Exercise task: State how many lines of the records contain the string "luglio". Give the number alone.

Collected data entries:
□ □ □ □ □ □ □

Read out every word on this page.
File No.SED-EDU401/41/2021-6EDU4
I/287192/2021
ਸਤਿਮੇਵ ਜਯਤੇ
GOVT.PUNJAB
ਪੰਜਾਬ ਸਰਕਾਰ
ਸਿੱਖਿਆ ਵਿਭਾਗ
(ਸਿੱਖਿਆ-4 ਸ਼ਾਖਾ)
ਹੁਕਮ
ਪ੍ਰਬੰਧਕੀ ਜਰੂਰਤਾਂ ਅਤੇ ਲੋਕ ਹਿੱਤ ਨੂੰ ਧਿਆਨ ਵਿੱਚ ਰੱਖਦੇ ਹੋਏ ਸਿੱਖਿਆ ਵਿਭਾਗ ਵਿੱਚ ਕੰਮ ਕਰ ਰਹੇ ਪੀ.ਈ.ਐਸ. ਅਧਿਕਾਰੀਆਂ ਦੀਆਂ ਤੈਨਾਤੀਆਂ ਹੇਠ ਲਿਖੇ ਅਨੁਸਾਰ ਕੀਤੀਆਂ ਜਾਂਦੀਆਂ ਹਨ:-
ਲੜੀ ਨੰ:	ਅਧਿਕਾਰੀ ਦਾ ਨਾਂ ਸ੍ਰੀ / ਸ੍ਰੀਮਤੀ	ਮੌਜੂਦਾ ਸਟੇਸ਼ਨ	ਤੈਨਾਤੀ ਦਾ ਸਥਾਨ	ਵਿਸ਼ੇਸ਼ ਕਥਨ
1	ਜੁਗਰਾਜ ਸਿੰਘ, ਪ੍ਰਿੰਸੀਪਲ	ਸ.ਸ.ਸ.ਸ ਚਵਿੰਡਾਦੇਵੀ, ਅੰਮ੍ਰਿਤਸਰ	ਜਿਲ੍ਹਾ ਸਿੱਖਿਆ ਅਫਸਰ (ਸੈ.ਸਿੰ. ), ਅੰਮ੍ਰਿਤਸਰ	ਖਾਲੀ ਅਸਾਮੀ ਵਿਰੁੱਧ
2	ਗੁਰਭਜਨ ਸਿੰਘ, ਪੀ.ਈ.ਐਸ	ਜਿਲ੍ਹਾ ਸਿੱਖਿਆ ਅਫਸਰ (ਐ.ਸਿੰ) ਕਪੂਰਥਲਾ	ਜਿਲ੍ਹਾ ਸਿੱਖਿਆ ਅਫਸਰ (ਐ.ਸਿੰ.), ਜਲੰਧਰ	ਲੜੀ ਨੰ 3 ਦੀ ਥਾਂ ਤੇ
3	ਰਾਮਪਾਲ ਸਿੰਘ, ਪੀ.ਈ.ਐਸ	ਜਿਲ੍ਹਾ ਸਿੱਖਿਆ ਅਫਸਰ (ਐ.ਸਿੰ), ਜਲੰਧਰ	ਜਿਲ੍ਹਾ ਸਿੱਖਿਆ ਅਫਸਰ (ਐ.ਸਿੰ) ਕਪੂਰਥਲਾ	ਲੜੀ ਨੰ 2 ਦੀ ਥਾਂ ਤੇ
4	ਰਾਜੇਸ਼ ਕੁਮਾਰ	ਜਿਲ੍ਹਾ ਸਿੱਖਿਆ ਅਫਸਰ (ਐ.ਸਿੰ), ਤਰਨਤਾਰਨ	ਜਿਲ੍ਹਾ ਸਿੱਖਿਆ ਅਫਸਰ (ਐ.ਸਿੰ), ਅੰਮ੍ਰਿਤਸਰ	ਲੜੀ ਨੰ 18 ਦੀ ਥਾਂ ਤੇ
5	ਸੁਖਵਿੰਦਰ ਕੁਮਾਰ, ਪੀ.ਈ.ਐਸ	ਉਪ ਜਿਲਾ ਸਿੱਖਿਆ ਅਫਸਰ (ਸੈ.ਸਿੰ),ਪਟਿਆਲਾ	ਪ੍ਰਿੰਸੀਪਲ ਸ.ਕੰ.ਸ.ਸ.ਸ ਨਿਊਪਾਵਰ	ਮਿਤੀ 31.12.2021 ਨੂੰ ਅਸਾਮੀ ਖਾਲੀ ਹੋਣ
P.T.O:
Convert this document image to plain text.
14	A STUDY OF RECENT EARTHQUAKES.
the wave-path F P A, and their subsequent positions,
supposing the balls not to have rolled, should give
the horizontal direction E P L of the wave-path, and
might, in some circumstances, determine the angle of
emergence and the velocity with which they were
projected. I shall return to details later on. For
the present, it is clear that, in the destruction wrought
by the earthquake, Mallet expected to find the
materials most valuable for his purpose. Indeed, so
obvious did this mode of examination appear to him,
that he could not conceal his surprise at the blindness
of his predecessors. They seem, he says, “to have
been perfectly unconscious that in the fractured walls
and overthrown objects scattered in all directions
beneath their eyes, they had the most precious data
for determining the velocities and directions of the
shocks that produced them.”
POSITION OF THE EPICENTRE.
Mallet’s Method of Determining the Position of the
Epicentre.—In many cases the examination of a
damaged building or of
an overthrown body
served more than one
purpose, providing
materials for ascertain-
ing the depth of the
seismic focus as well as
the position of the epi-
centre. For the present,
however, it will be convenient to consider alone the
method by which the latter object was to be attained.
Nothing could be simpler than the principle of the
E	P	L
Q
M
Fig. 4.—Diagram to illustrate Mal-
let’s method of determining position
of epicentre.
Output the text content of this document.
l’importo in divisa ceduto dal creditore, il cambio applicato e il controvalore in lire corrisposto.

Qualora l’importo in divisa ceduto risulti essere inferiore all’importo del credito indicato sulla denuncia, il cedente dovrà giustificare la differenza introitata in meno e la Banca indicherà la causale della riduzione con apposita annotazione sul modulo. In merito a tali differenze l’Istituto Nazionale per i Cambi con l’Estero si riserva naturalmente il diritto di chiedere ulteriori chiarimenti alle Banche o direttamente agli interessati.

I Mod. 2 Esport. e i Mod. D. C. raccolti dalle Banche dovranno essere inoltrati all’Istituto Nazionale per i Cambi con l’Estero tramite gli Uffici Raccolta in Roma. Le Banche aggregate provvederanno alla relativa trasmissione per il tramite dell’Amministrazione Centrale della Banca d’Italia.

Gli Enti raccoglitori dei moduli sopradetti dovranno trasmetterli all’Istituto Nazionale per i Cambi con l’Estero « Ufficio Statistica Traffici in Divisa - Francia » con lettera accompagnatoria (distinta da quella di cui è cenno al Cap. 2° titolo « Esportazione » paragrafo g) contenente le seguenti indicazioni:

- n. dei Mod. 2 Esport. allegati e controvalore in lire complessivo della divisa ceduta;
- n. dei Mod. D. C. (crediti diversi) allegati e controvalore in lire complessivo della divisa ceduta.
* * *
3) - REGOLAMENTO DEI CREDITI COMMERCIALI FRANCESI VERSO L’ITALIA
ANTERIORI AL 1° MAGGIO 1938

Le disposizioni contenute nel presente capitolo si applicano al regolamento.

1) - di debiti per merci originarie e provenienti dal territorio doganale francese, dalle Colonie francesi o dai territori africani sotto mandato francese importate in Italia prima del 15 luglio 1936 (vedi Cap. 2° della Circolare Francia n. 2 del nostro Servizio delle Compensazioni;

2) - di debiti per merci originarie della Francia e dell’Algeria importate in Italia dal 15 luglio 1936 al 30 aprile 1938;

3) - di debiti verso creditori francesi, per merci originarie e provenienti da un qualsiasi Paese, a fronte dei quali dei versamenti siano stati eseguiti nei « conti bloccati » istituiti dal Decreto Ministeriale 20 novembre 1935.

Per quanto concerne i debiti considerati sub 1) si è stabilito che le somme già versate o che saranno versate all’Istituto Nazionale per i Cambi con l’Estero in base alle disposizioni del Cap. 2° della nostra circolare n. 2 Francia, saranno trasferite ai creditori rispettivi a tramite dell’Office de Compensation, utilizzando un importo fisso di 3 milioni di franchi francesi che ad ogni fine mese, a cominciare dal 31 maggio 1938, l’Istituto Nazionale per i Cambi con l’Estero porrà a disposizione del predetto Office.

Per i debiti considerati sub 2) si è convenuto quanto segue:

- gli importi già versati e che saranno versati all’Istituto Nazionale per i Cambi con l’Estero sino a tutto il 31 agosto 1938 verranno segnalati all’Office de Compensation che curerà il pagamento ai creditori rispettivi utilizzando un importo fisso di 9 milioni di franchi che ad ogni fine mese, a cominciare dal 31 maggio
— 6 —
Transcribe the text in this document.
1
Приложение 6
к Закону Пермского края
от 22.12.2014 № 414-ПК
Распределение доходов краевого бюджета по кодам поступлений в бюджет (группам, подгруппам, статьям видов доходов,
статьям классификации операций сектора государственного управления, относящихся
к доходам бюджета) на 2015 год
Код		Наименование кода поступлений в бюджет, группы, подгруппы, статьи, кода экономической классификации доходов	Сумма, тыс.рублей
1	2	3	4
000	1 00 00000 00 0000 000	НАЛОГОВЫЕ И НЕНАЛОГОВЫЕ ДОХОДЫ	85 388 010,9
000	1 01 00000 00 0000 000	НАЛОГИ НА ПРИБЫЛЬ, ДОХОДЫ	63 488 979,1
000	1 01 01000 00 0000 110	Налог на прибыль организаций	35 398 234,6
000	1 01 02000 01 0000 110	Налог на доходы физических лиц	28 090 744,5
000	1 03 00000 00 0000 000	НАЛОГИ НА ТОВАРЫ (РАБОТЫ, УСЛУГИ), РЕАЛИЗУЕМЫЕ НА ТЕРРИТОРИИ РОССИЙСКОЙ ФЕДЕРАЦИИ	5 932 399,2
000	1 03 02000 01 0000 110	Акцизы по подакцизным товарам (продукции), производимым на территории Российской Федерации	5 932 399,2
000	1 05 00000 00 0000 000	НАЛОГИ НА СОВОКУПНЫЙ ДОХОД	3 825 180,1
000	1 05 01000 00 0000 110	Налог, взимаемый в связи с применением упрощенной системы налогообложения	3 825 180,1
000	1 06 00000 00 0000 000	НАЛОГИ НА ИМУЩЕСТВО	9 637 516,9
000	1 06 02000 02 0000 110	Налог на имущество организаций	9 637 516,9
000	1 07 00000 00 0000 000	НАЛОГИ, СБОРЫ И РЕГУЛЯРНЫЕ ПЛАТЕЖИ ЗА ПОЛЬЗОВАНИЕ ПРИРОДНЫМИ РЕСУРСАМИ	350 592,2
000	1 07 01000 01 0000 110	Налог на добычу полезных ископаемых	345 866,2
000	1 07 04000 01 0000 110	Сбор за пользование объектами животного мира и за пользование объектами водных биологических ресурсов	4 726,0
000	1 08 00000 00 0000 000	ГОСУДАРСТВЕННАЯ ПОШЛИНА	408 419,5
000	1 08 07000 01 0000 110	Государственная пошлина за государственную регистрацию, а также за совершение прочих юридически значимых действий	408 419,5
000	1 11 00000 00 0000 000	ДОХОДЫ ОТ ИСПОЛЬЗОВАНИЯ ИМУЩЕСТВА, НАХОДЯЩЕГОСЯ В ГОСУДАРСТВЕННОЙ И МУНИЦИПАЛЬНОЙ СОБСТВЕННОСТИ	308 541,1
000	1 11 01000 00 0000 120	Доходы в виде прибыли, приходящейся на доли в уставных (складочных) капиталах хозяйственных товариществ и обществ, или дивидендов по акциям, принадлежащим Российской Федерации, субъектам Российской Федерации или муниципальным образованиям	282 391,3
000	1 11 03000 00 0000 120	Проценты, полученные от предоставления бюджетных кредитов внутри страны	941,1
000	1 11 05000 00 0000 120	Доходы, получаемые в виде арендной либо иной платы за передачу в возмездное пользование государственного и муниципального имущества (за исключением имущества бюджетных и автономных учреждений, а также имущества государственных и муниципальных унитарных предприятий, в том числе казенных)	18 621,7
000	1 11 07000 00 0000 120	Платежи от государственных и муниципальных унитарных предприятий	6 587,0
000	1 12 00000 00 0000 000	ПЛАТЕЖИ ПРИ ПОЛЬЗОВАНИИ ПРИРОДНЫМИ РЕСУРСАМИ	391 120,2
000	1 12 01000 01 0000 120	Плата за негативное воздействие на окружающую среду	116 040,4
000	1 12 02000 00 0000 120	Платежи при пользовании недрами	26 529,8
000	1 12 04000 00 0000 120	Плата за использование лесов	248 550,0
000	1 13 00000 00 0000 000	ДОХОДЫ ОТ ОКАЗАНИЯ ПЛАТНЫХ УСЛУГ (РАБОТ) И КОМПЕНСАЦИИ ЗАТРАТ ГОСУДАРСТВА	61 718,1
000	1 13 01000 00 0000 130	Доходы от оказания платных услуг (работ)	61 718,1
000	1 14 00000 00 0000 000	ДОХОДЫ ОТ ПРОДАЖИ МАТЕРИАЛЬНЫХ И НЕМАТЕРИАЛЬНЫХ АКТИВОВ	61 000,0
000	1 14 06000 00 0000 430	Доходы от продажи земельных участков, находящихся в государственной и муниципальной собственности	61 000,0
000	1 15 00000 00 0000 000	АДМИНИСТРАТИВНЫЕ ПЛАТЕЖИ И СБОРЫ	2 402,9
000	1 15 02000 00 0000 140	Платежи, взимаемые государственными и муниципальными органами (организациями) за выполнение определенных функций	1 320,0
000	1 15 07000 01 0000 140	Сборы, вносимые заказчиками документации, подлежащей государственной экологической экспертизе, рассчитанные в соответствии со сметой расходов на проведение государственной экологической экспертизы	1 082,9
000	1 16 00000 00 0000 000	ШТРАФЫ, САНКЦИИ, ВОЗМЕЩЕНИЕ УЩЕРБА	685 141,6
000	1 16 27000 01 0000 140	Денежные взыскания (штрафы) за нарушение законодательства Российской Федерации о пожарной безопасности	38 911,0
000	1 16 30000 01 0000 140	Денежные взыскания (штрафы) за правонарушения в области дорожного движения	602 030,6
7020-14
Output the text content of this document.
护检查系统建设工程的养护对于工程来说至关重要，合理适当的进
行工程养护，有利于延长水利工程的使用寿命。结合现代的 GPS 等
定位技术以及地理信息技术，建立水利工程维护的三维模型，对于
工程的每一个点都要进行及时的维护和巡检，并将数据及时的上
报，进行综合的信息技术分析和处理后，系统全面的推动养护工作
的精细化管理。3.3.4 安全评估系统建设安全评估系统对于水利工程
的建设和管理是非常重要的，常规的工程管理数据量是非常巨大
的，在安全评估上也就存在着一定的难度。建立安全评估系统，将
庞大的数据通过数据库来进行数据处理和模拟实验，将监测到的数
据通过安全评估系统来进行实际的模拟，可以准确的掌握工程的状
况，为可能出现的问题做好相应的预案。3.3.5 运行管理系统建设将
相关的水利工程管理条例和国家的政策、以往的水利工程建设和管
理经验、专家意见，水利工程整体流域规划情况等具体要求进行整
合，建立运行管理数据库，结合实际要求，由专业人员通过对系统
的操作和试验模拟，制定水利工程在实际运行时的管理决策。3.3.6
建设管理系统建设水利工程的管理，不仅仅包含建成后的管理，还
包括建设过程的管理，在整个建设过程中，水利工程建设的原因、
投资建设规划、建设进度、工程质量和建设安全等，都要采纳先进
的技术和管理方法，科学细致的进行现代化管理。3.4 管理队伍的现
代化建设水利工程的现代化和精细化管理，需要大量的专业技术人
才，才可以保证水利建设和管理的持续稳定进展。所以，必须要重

□ □ □ □ □ □ □

Final result: 2